ROWS:
= = = = =
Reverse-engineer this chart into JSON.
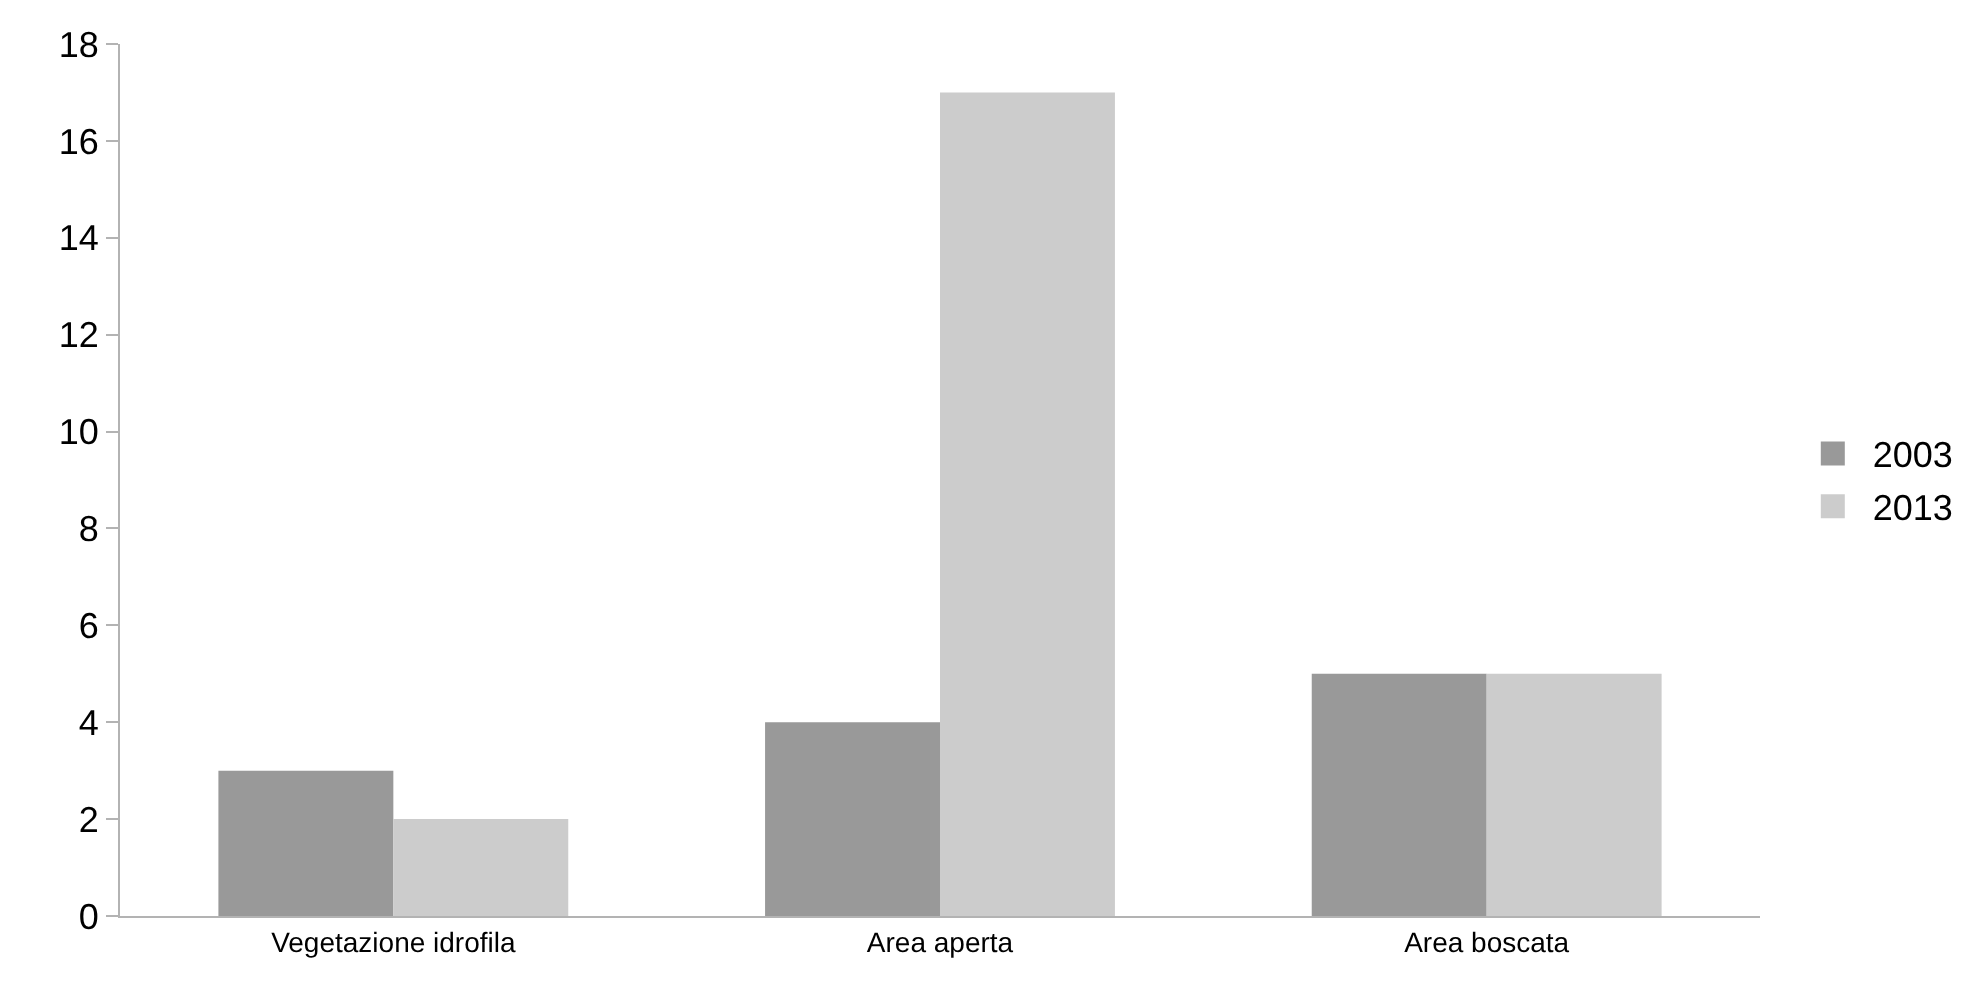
{
  "chart_data": {
    "type": "bar",
    "categories": [
      "Vegetazione idrofila",
      "Area aperta",
      "Area boscata"
    ],
    "series": [
      {
        "name": "2003",
        "color": "#999999",
        "values": [
          3,
          4,
          5
        ]
      },
      {
        "name": "2013",
        "color": "#cccccc",
        "values": [
          2,
          17,
          5
        ]
      }
    ],
    "ylim": [
      0,
      18
    ],
    "yticks": [
      0,
      2,
      4,
      6,
      8,
      10,
      12,
      14,
      16,
      18
    ],
    "legend": "right"
  }
}
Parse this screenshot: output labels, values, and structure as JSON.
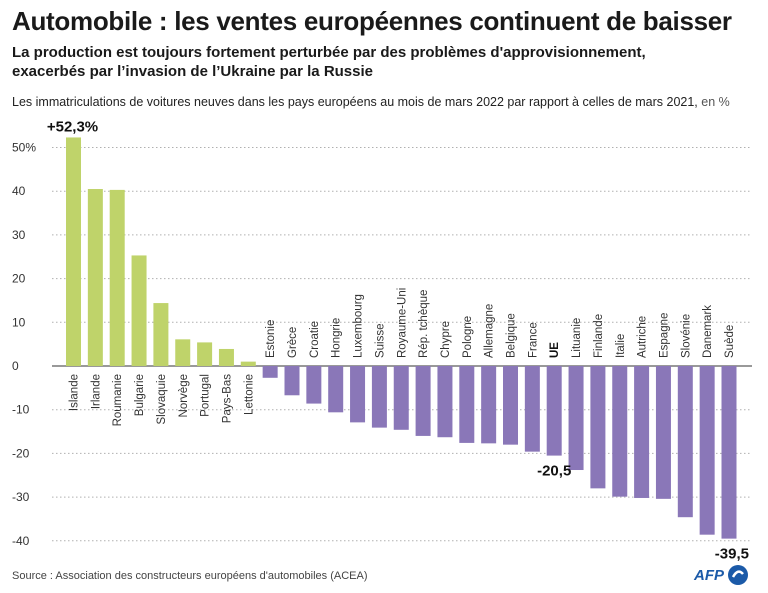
{
  "header": {
    "title": "Automobile : les ventes européennes continuent de baisser",
    "subtitle_line1": "La production est toujours fortement perturbée par des problèmes d'approvisionnement,",
    "subtitle_line2": "exacerbés par l’invasion de l’Ukraine par la Russie",
    "description": "Les immatriculations de voitures neuves dans les pays européens au mois de mars 2022 par rapport à celles de mars 2021,",
    "description_unit": " en %"
  },
  "footer": {
    "source": "Source : Association des constructeurs européens d'automobiles (ACEA)",
    "logo_text": "AFP"
  },
  "colors": {
    "positive": "#bfd36a",
    "negative": "#8a77b8",
    "grid": "#b0b0b0",
    "zero_line": "#333333",
    "logo": "#1b5aa8"
  },
  "chart_data": {
    "type": "bar",
    "title": "Automobile : les ventes européennes continuent de baisser",
    "xlabel": "",
    "ylabel": "en %",
    "ylim": [
      -42,
      54
    ],
    "yticks": [
      -40,
      -30,
      -20,
      -10,
      0,
      10,
      20,
      30,
      40,
      50
    ],
    "ytick_labels": [
      "-40",
      "-30",
      "-20",
      "-10",
      "0",
      "10",
      "20",
      "30",
      "40",
      "50%"
    ],
    "grid": true,
    "categories": [
      "Islande",
      "Irlande",
      "Roumanie",
      "Bulgarie",
      "Slovaquie",
      "Norvège",
      "Portugal",
      "Pays-Bas",
      "Lettonie",
      "Estonie",
      "Grèce",
      "Croatie",
      "Hongrie",
      "Luxembourg",
      "Suisse",
      "Royaume-Uni",
      "Rép. tchèque",
      "Chypre",
      "Pologne",
      "Allemagne",
      "Belgique",
      "France",
      "UE",
      "Lituanie",
      "Finlande",
      "Italie",
      "Autriche",
      "Espagne",
      "Slovénie",
      "Danemark",
      "Suède"
    ],
    "values": [
      52.3,
      40.5,
      40.3,
      25.3,
      14.4,
      6.1,
      5.4,
      3.9,
      1.0,
      -2.7,
      -6.7,
      -8.6,
      -10.6,
      -12.9,
      -14.1,
      -14.6,
      -16.0,
      -16.3,
      -17.6,
      -17.7,
      -18.0,
      -19.6,
      -20.5,
      -23.8,
      -28.0,
      -29.9,
      -30.2,
      -30.4,
      -34.6,
      -38.6,
      -39.5
    ],
    "highlight": "UE",
    "annotations": [
      {
        "category": "Islande",
        "text": "+52,3%"
      },
      {
        "category": "UE",
        "text": "-20,5"
      },
      {
        "category": "Suède",
        "text": "-39,5"
      }
    ]
  }
}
= = = = =
YOUR GOAL:
How many of the lines above hold "values"? Answer with only the number.

WRITTEN ANSWER:
4